[Begin DATA]
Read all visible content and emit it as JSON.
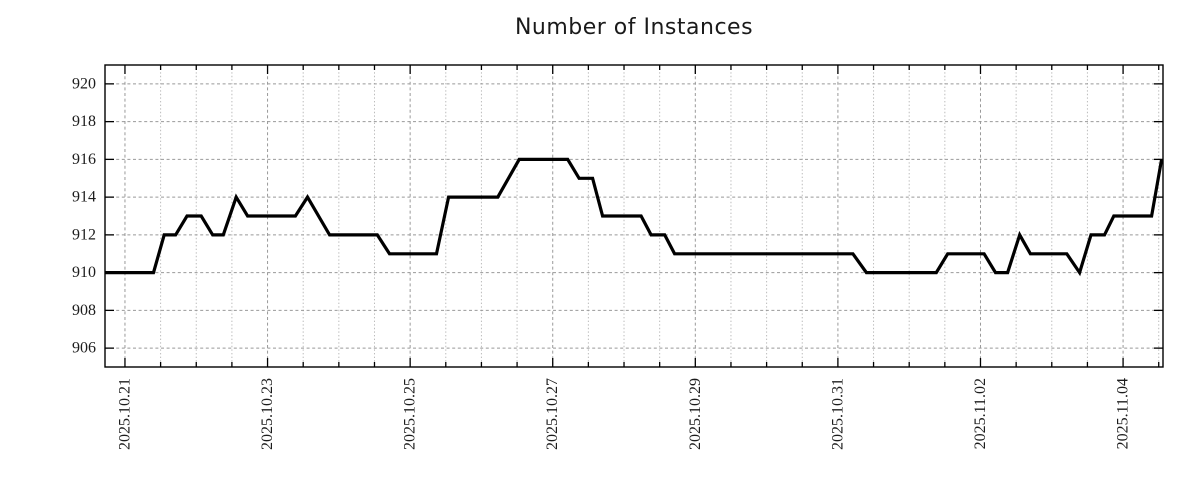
{
  "title": "Number of Instances",
  "chart_data": {
    "type": "line",
    "title": "Number of Instances",
    "xlabel": "",
    "ylabel": "",
    "legend": null,
    "grid": true,
    "x_axis": {
      "tick_labels": [
        "2025.10.21",
        "2025.10.23",
        "2025.10.25",
        "2025.10.27",
        "2025.10.29",
        "2025.10.31",
        "2025.11.02",
        "2025.11.04"
      ],
      "tick_positions": [
        21,
        23,
        25,
        27,
        29,
        31,
        33,
        35
      ],
      "minor_step": 0.5,
      "lim": [
        20.72,
        35.56
      ]
    },
    "y_axis": {
      "tick_labels": [
        "906",
        "908",
        "910",
        "912",
        "914",
        "916",
        "918",
        "920"
      ],
      "tick_positions": [
        906,
        908,
        910,
        912,
        914,
        916,
        918,
        920
      ],
      "lim": [
        905,
        921
      ]
    },
    "series": [
      {
        "name": "Number of Instances",
        "color": "#000000",
        "points": [
          [
            20.72,
            910
          ],
          [
            21.4,
            910
          ],
          [
            21.55,
            912
          ],
          [
            21.71,
            912
          ],
          [
            21.87,
            913
          ],
          [
            22.07,
            913
          ],
          [
            22.23,
            912
          ],
          [
            22.38,
            912
          ],
          [
            22.56,
            914
          ],
          [
            22.72,
            913
          ],
          [
            23.39,
            913
          ],
          [
            23.56,
            914
          ],
          [
            23.87,
            912
          ],
          [
            24.54,
            912
          ],
          [
            24.71,
            911
          ],
          [
            25.37,
            911
          ],
          [
            25.54,
            914
          ],
          [
            26.23,
            914
          ],
          [
            26.53,
            916
          ],
          [
            27.21,
            916
          ],
          [
            27.37,
            915
          ],
          [
            27.56,
            915
          ],
          [
            27.7,
            913
          ],
          [
            28.24,
            913
          ],
          [
            28.38,
            912
          ],
          [
            28.57,
            912
          ],
          [
            28.71,
            911
          ],
          [
            31.21,
            911
          ],
          [
            31.4,
            910
          ],
          [
            32.38,
            910
          ],
          [
            32.54,
            911
          ],
          [
            33.05,
            911
          ],
          [
            33.21,
            910
          ],
          [
            33.38,
            910
          ],
          [
            33.55,
            912
          ],
          [
            33.7,
            911
          ],
          [
            34.21,
            911
          ],
          [
            34.39,
            910
          ],
          [
            34.55,
            912
          ],
          [
            34.74,
            912
          ],
          [
            34.87,
            913
          ],
          [
            35.4,
            913
          ],
          [
            35.54,
            916
          ]
        ]
      }
    ],
    "colors": {
      "line": "#000000",
      "grid_major": "#999999",
      "grid_minor": "#bbbbbb",
      "border": "#000000",
      "text": "#1c1c1c",
      "background": "#ffffff"
    }
  }
}
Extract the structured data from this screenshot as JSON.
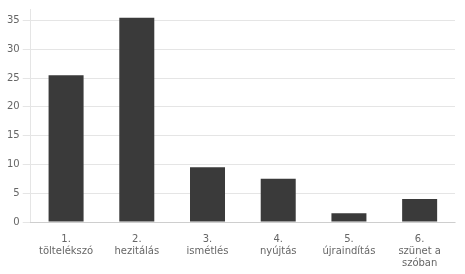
{
  "chart_data": {
    "type": "bar",
    "categories": [
      "1.\ntöltelékszó",
      "2.\nhezitálás",
      "3.\nismétlés",
      "4.\nnyújtás",
      "5.\nújraindítás",
      "6.\nszünet a\nszóban"
    ],
    "values": [
      25.5,
      35.5,
      9.5,
      7.5,
      1.5,
      4.0
    ],
    "color": "#3a3a3a",
    "ylim": [
      0,
      37
    ],
    "yticks": [
      0,
      5,
      10,
      15,
      20,
      25,
      30,
      35
    ],
    "grid": true
  }
}
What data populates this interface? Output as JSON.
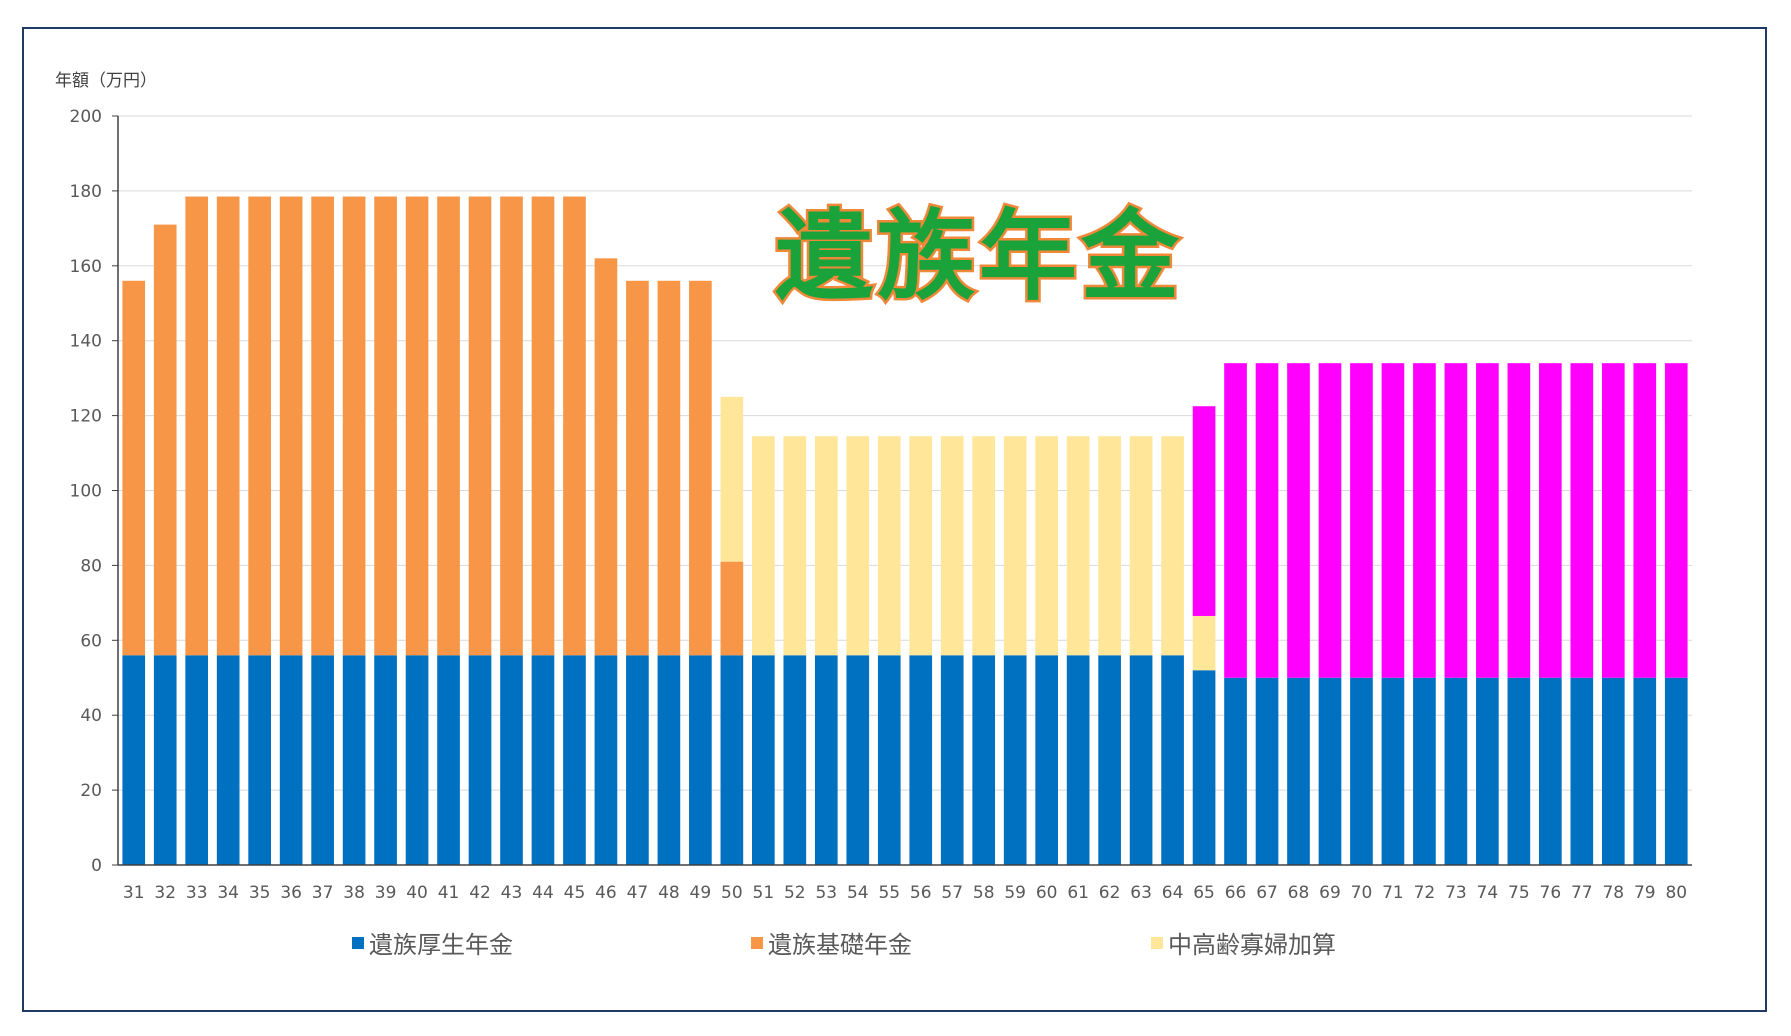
{
  "chart_data": {
    "type": "bar",
    "stacked": true,
    "title": "遺族年金",
    "ylabel": "年額（万円）",
    "xlabel": "",
    "ylim": [
      0,
      200
    ],
    "yticks": [
      0,
      20,
      40,
      60,
      80,
      100,
      120,
      140,
      160,
      180,
      200
    ],
    "grid": true,
    "legend_position": "bottom",
    "categories": [
      "31",
      "32",
      "33",
      "34",
      "35",
      "36",
      "37",
      "38",
      "39",
      "40",
      "41",
      "42",
      "43",
      "44",
      "45",
      "46",
      "47",
      "48",
      "49",
      "50",
      "51",
      "52",
      "53",
      "54",
      "55",
      "56",
      "57",
      "58",
      "59",
      "60",
      "61",
      "62",
      "63",
      "64",
      "65",
      "66",
      "67",
      "68",
      "69",
      "70",
      "71",
      "72",
      "73",
      "74",
      "75",
      "76",
      "77",
      "78",
      "79",
      "80"
    ],
    "series": [
      {
        "name": "遺族厚生年金",
        "color": "#0070c0",
        "values": [
          56,
          56,
          56,
          56,
          56,
          56,
          56,
          56,
          56,
          56,
          56,
          56,
          56,
          56,
          56,
          56,
          56,
          56,
          56,
          56,
          56,
          56,
          56,
          56,
          56,
          56,
          56,
          56,
          56,
          56,
          56,
          56,
          56,
          56,
          52,
          50,
          50,
          50,
          50,
          50,
          50,
          50,
          50,
          50,
          50,
          50,
          50,
          50,
          50,
          50
        ]
      },
      {
        "name": "遺族基礎年金",
        "color": "#f79646",
        "values": [
          100,
          115,
          122.5,
          122.5,
          122.5,
          122.5,
          122.5,
          122.5,
          122.5,
          122.5,
          122.5,
          122.5,
          122.5,
          122.5,
          122.5,
          106,
          100,
          100,
          100,
          25,
          0,
          0,
          0,
          0,
          0,
          0,
          0,
          0,
          0,
          0,
          0,
          0,
          0,
          0,
          0,
          0,
          0,
          0,
          0,
          0,
          0,
          0,
          0,
          0,
          0,
          0,
          0,
          0,
          0,
          0
        ]
      },
      {
        "name": "中高齢寡婦加算",
        "color": "#ffe699",
        "values": [
          0,
          0,
          0,
          0,
          0,
          0,
          0,
          0,
          0,
          0,
          0,
          0,
          0,
          0,
          0,
          0,
          0,
          0,
          0,
          44,
          58.5,
          58.5,
          58.5,
          58.5,
          58.5,
          58.5,
          58.5,
          58.5,
          58.5,
          58.5,
          58.5,
          58.5,
          58.5,
          58.5,
          14.5,
          0,
          0,
          0,
          0,
          0,
          0,
          0,
          0,
          0,
          0,
          0,
          0,
          0,
          0,
          0
        ]
      },
      {
        "color": "#ff00ff",
        "values": [
          0,
          0,
          0,
          0,
          0,
          0,
          0,
          0,
          0,
          0,
          0,
          0,
          0,
          0,
          0,
          0,
          0,
          0,
          0,
          0,
          0,
          0,
          0,
          0,
          0,
          0,
          0,
          0,
          0,
          0,
          0,
          0,
          0,
          0,
          56,
          84,
          84,
          84,
          84,
          84,
          84,
          84,
          84,
          84,
          84,
          84,
          84,
          84,
          84,
          84
        ]
      }
    ]
  }
}
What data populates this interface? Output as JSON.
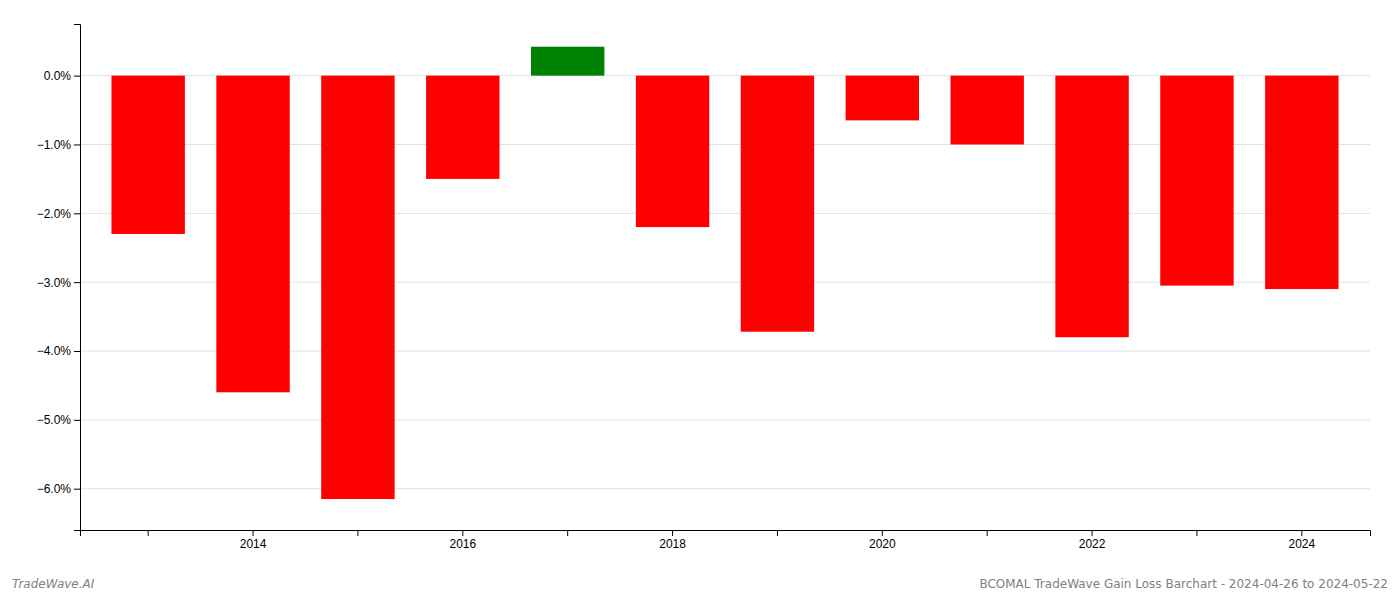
{
  "chart_data": {
    "type": "bar",
    "categories": [
      null,
      "2014",
      null,
      "2016",
      null,
      "2018",
      null,
      "2020",
      null,
      "2022",
      null,
      "2024"
    ],
    "values": [
      -2.3,
      -4.6,
      -6.15,
      -1.5,
      0.42,
      -2.2,
      -3.72,
      -0.65,
      -1.0,
      -3.8,
      -3.05,
      -3.1
    ],
    "colors": [
      "red",
      "red",
      "red",
      "red",
      "green",
      "red",
      "red",
      "red",
      "red",
      "red",
      "red",
      "red"
    ],
    "ylim": [
      -6.6,
      0.75
    ],
    "yticks": [
      {
        "value": 0.0,
        "label": "0.0%"
      },
      {
        "value": -1.0,
        "label": "−1.0%"
      },
      {
        "value": -2.0,
        "label": "−2.0%"
      },
      {
        "value": -3.0,
        "label": "−3.0%"
      },
      {
        "value": -4.0,
        "label": "−4.0%"
      },
      {
        "value": -5.0,
        "label": "−5.0%"
      },
      {
        "value": -6.0,
        "label": "−6.0%"
      }
    ],
    "grid": true,
    "annotations": [
      "TradeWave.AI",
      "BCOMAL TradeWave Gain Loss Barchart - 2024-04-26 to 2024-05-22"
    ]
  }
}
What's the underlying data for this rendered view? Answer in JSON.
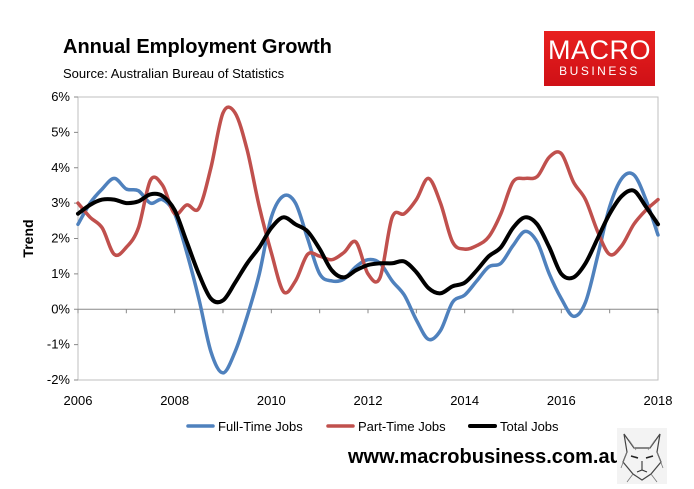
{
  "header": {
    "title": "Annual Employment Growth",
    "subtitle": "Source: Australian Bureau of Statistics"
  },
  "logo": {
    "line1": "MACRO",
    "line2": "BUSINESS",
    "color": "#e01a1f"
  },
  "footer": {
    "website": "www.macrobusiness.com.au",
    "mascot_icon": "fox-sketch-icon"
  },
  "chart_data": {
    "type": "line",
    "title": "Annual Employment Growth",
    "subtitle": "Source: Australian Bureau of Statistics",
    "ylabel": "Trend",
    "xlabel": "",
    "xlim": [
      2006,
      2018
    ],
    "ylim": [
      -2,
      6
    ],
    "x_ticks": [
      2006,
      2008,
      2010,
      2012,
      2014,
      2016,
      2018
    ],
    "y_ticks": [
      {
        "value": 6,
        "label": "6%"
      },
      {
        "value": 5,
        "label": "5%"
      },
      {
        "value": 4,
        "label": "4%"
      },
      {
        "value": 3,
        "label": "3%"
      },
      {
        "value": 2,
        "label": "2%"
      },
      {
        "value": 1,
        "label": "1%"
      },
      {
        "value": 0,
        "label": "0%"
      },
      {
        "value": -1,
        "label": "-1%"
      },
      {
        "value": -2,
        "label": "-2%"
      }
    ],
    "grid": false,
    "legend_position": "bottom",
    "series": [
      {
        "name": "Full-Time Jobs",
        "color": "#4f81bd",
        "x": [
          2006.0,
          2006.25,
          2006.5,
          2006.75,
          2007.0,
          2007.25,
          2007.5,
          2007.75,
          2008.0,
          2008.25,
          2008.5,
          2008.75,
          2009.0,
          2009.25,
          2009.5,
          2009.75,
          2010.0,
          2010.25,
          2010.5,
          2010.75,
          2011.0,
          2011.25,
          2011.5,
          2011.75,
          2012.0,
          2012.25,
          2012.5,
          2012.75,
          2013.0,
          2013.25,
          2013.5,
          2013.75,
          2014.0,
          2014.25,
          2014.5,
          2014.75,
          2015.0,
          2015.25,
          2015.5,
          2015.75,
          2016.0,
          2016.25,
          2016.5,
          2016.75,
          2017.0,
          2017.25,
          2017.5,
          2017.75,
          2018.0
        ],
        "values": [
          2.4,
          3.0,
          3.4,
          3.7,
          3.4,
          3.35,
          3.0,
          3.1,
          2.7,
          1.6,
          0.3,
          -1.2,
          -1.8,
          -1.2,
          -0.2,
          1.0,
          2.6,
          3.2,
          3.0,
          2.0,
          1.0,
          0.8,
          0.85,
          1.2,
          1.4,
          1.3,
          0.8,
          0.4,
          -0.3,
          -0.85,
          -0.6,
          0.2,
          0.4,
          0.8,
          1.2,
          1.3,
          1.8,
          2.2,
          1.9,
          1.0,
          0.3,
          -0.2,
          0.2,
          1.5,
          2.9,
          3.7,
          3.8,
          3.1,
          2.1
        ]
      },
      {
        "name": "Part-Time Jobs",
        "color": "#c0504d",
        "x": [
          2006.0,
          2006.25,
          2006.5,
          2006.75,
          2007.0,
          2007.25,
          2007.5,
          2007.75,
          2008.0,
          2008.25,
          2008.5,
          2008.75,
          2009.0,
          2009.25,
          2009.5,
          2009.75,
          2010.0,
          2010.25,
          2010.5,
          2010.75,
          2011.0,
          2011.25,
          2011.5,
          2011.75,
          2012.0,
          2012.25,
          2012.5,
          2012.75,
          2013.0,
          2013.25,
          2013.5,
          2013.75,
          2014.0,
          2014.25,
          2014.5,
          2014.75,
          2015.0,
          2015.25,
          2015.5,
          2015.75,
          2016.0,
          2016.25,
          2016.5,
          2016.75,
          2017.0,
          2017.25,
          2017.5,
          2017.75,
          2018.0
        ],
        "values": [
          3.0,
          2.6,
          2.3,
          1.55,
          1.75,
          2.3,
          3.65,
          3.5,
          2.7,
          2.95,
          2.85,
          4.0,
          5.55,
          5.55,
          4.5,
          2.9,
          1.6,
          0.5,
          0.8,
          1.55,
          1.5,
          1.4,
          1.6,
          1.9,
          1.0,
          0.9,
          2.6,
          2.7,
          3.1,
          3.7,
          3.0,
          1.9,
          1.7,
          1.8,
          2.05,
          2.7,
          3.6,
          3.7,
          3.75,
          4.3,
          4.4,
          3.6,
          3.1,
          2.2,
          1.55,
          1.8,
          2.4,
          2.8,
          3.1
        ]
      },
      {
        "name": "Total Jobs",
        "color": "#000000",
        "x": [
          2006.0,
          2006.25,
          2006.5,
          2006.75,
          2007.0,
          2007.25,
          2007.5,
          2007.75,
          2008.0,
          2008.25,
          2008.5,
          2008.75,
          2009.0,
          2009.25,
          2009.5,
          2009.75,
          2010.0,
          2010.25,
          2010.5,
          2010.75,
          2011.0,
          2011.25,
          2011.5,
          2011.75,
          2012.0,
          2012.25,
          2012.5,
          2012.75,
          2013.0,
          2013.25,
          2013.5,
          2013.75,
          2014.0,
          2014.25,
          2014.5,
          2014.75,
          2015.0,
          2015.25,
          2015.5,
          2015.75,
          2016.0,
          2016.25,
          2016.5,
          2016.75,
          2017.0,
          2017.25,
          2017.5,
          2017.75,
          2018.0
        ],
        "values": [
          2.7,
          2.95,
          3.1,
          3.1,
          3.0,
          3.05,
          3.25,
          3.2,
          2.8,
          1.9,
          1.0,
          0.3,
          0.25,
          0.75,
          1.3,
          1.75,
          2.3,
          2.6,
          2.4,
          2.2,
          1.7,
          1.1,
          0.9,
          1.1,
          1.25,
          1.3,
          1.3,
          1.35,
          1.05,
          0.6,
          0.45,
          0.65,
          0.75,
          1.1,
          1.5,
          1.75,
          2.3,
          2.6,
          2.4,
          1.75,
          1.0,
          0.9,
          1.3,
          2.0,
          2.7,
          3.2,
          3.35,
          2.9,
          2.4
        ]
      }
    ]
  }
}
[End DATA]
== WRITTEN TASK ==
Show the lines that mention the word "Statistics".

== SOLUTION BELOW ==
    "subtitle": "Source: Australian Bureau of Statistics"
    "subtitle": "Source: Australian Bureau of Statistics",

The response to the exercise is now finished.